CONSIGNE DONNÉE 1:
D'après le texte consacré à Alvin Lucier, en quelle année « I am sitting in a room » a-t-elle été performée pour la première fois ?
CONSIGNE DONNÉE 2:
Poursuivez, s'il vous plaît, le texte consacré à Alvin Lucier à partir de sa dernière phrase.

───── EXTRAIT CHOISI

Alvin Lucier, invité d’honneur de Feedback, événement dédié aux relations entre musique et arts plastiques, avec concerts, performances et exposition « Feed me with your kiss », au centre d’art contemporain Consortium, du lundi au vendredi de 14 h à 19 h, du 27/09 au 14/10.
Alvin Lucier en 1976 dans Music for Solo Performer. © DR
< 28'09'07 >
Alvin Lucier s’asseoit sonore au Consortium

« I am sitting in a room
different from the one you are in now
I am recording the sound of my speaking voice
and I’m going to play it back into the room again and again
Until the resonant frequencies of the room reinforce themselves
So that any semblance of my speech, with perhaps the exception of rhythm is destroyed.
What you will hear then are the natural resonant frequencies of the room
articulated by speech.
I regard this activity, not so much a demonstration of a physical fact,
but more as a way to smooth out any irregularities my speech might have. »

Dans « I am sitting in a room », pièce pour voix et bandes magnétiques performée pour la première fois en 1970, Alvin Lucier entonne ces paroles pendant plus d’une heure et réalise une expérience acoustique déterminante. Cette phrase n’est prononcée qu’une fois, puis, en suivant l’exact processus décrit dans la proposition, les mots se réinjectent dans un phénomène de boucles progressivement augmentées par leurs propres résonances. Après une douzaine de répétitions, le sens est déjà gommé au profit d’ondulations chaudes-froides hypnotiques. Plus loin, les harmoniques s’additionnent et révèlent la richesse d’un son pur que les convolutions mêlées portent dans une infinie beauté, érodant la notion de temps et même l’idée de répétition qui est pourtant ici le moteur de l’action.

──────────
───── DONNÉES FOURNIES

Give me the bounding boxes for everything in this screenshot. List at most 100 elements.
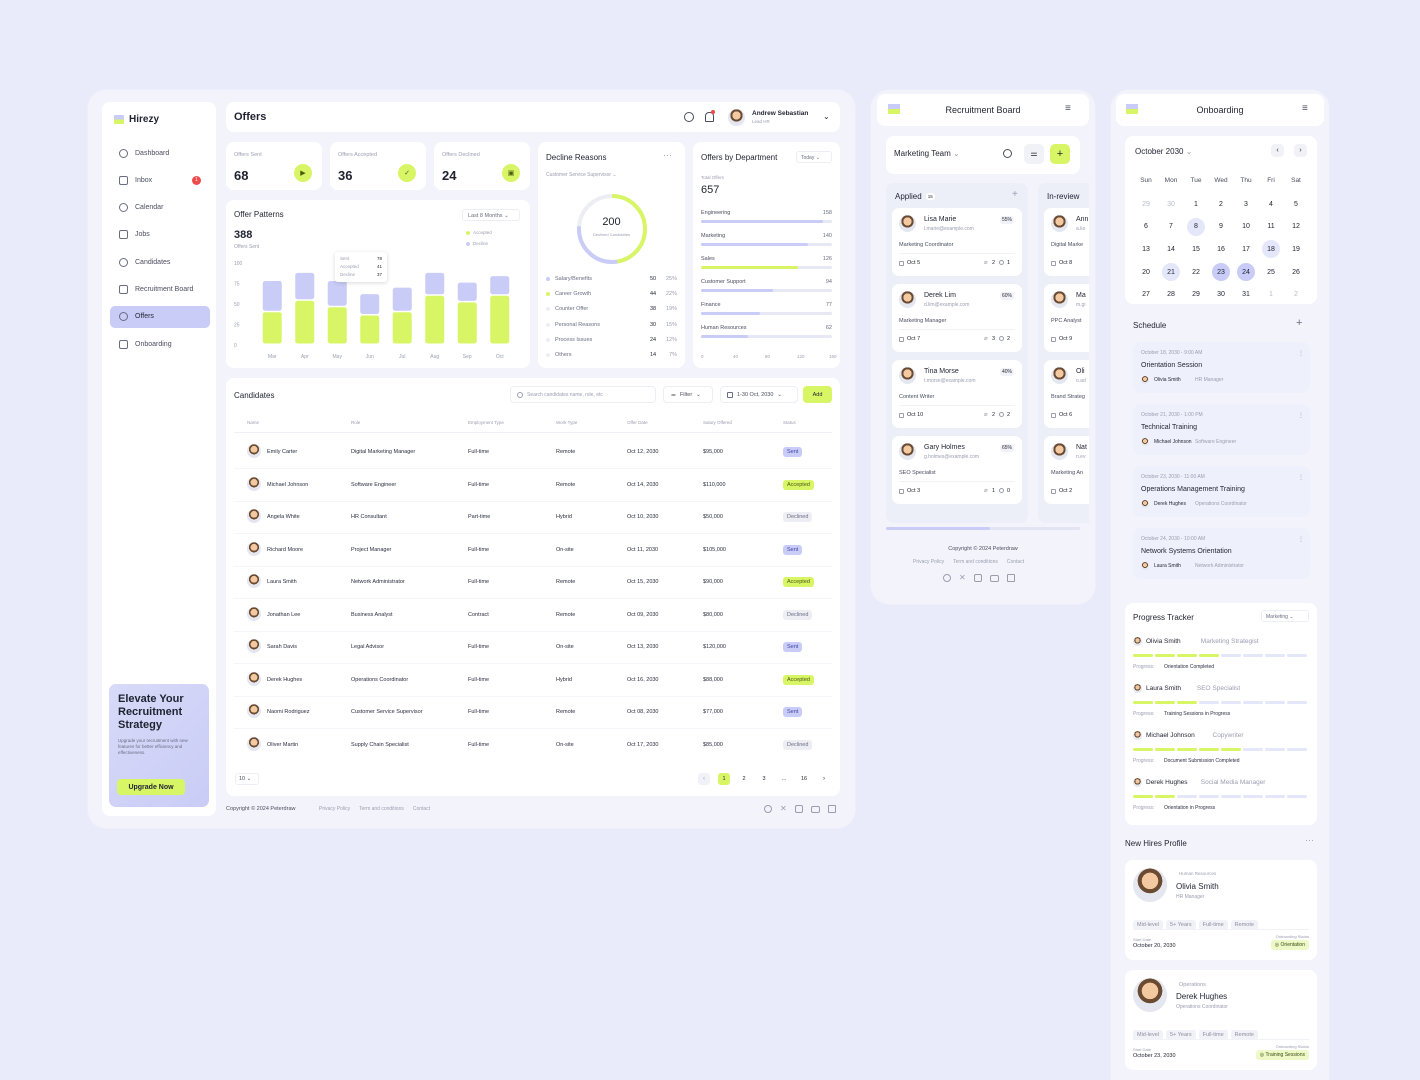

──────────
───── DONNÉES FOURNIES

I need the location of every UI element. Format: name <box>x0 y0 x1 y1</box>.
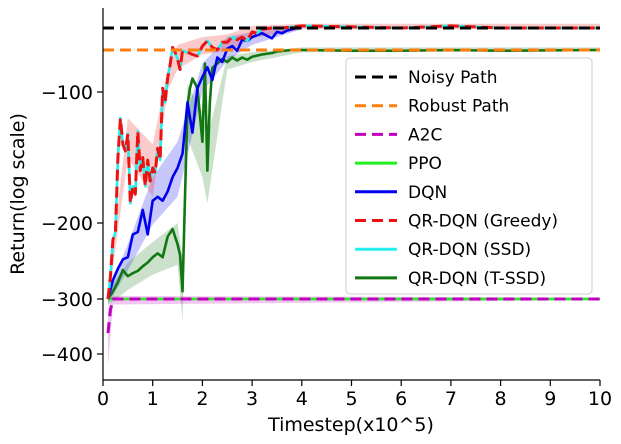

──────────
───── DONNÉES FOURNIES

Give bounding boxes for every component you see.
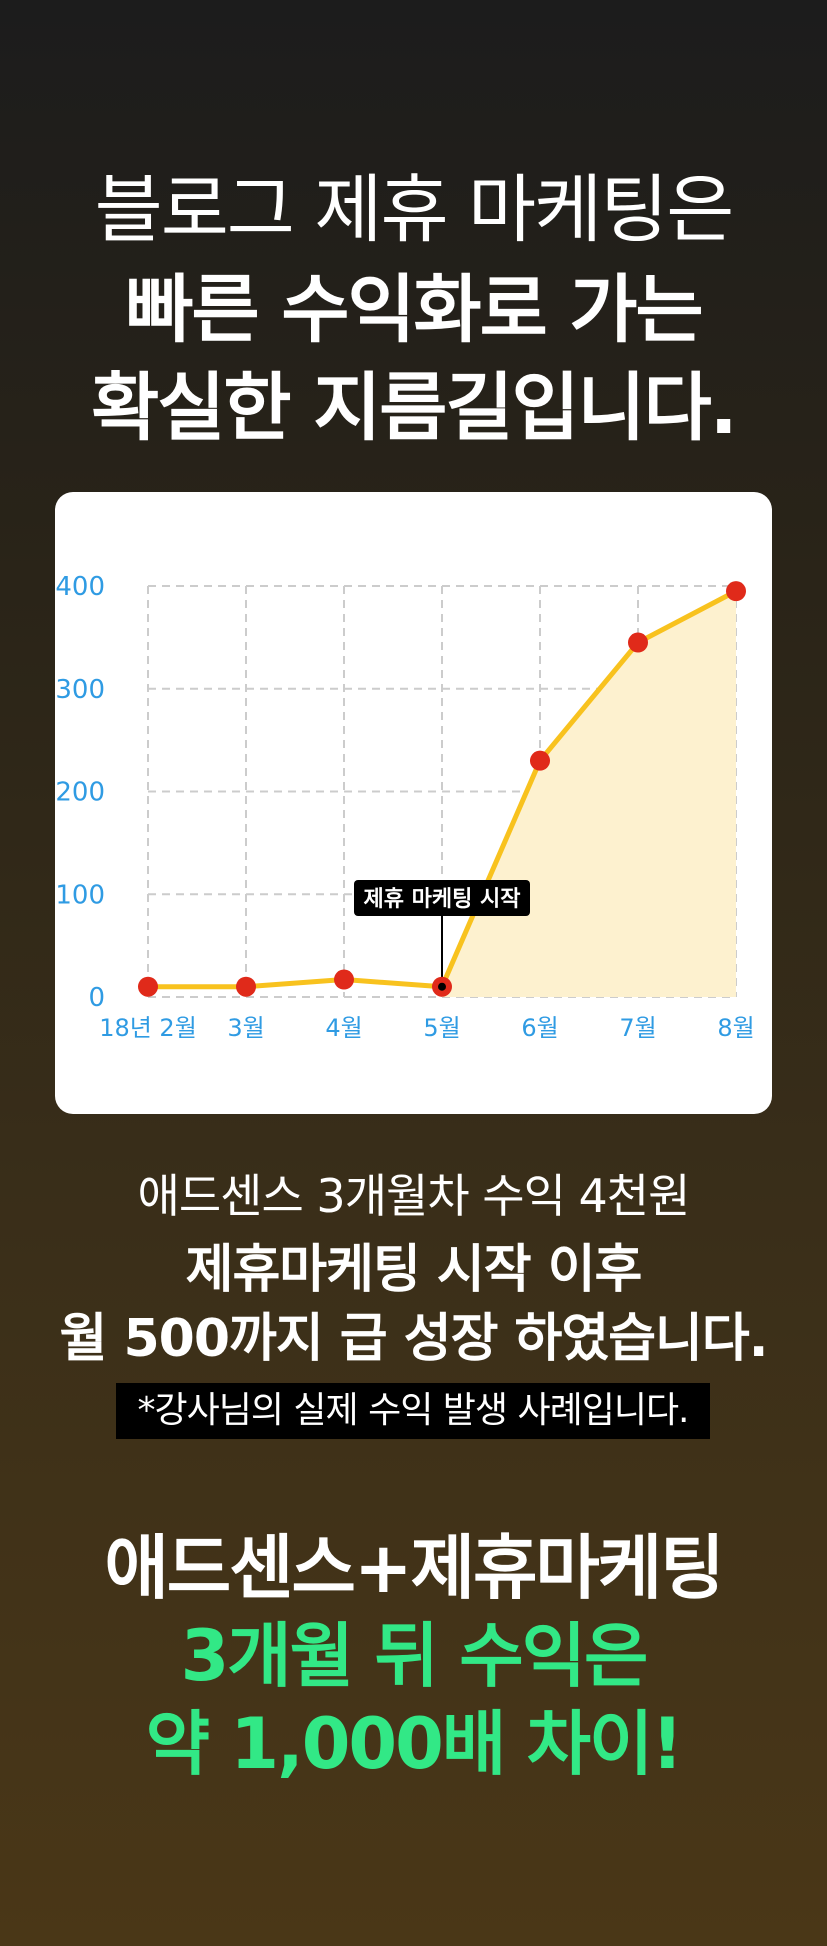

──────────

RÉSULTAT 1:
En 1970.

RÉSULTAT 2:
Plus de 30 ans après, la performance est reconduite au centre d’art contemporain le Consortium de Dijon, dans le cadre du bien nommé festival « Feedback  ». On appelle feedback le phénomène de réinjection qui consiste à boucler le signal sortant d’un appareil vers une entrée de cet appareil. La boucle la plus commune, constituée d’un microphone, d’un amplificateur et d’un haut-parleur est bien connue : c’est le larsen. En français : alimentation en retour… un principe acoustique plutôt associé à une perturbation qu’à un aboutissement artistique. Le feedback est popularisé par Jeff Beck dans les 60’s agitées britanniques, et devient même un bijou cinématographique pour la séquence culte immortalisée par Antonioni dans la scène de club de « Blow Up  », où les Yardbirds, avec Jimmy Page et Jeff Beck aux guitares, sont en train d’exploser « Stroll On », et Beck accessoirement sa guitare.

Le procédé qui naît ainsi s’imposera dans toute l’histoire du rock, de Neil Young à My Bloody Valentine, plus quelques milliers de groupes entre les deux, autant après, et bien sûr pléthore d’instruments dédiés au dit effet, telles les pédales de distorsions tant prisées par les guitaristes. Avec tout ça, le feedback apparaît bien comme la marque déposée du rock.

Alvin Lucier va bien plus loin. Ici pas d’effet, mais un process. Par sa radicalité mais aussi sa beauté, « I am sitting in a room » est une pierre angulaire de l’art sonore. Une œuvre à la fois conceptuelle, rigoureuse et minimaliste. La performance de 1970 fait date. L’utilisation de l’acoustique des lieux dans le principe même de la composition est alors une vraie nouveauté. On doit par ailleurs à Alvin Lucier d’autres innovations remarquables comme la génération d’images par les sons ou l’utilisation des ondes cérébrales dans cet autre classique, « Music for Solo Performer (1964-1965) for Enormously Amplified Brain Waves and Percussion ».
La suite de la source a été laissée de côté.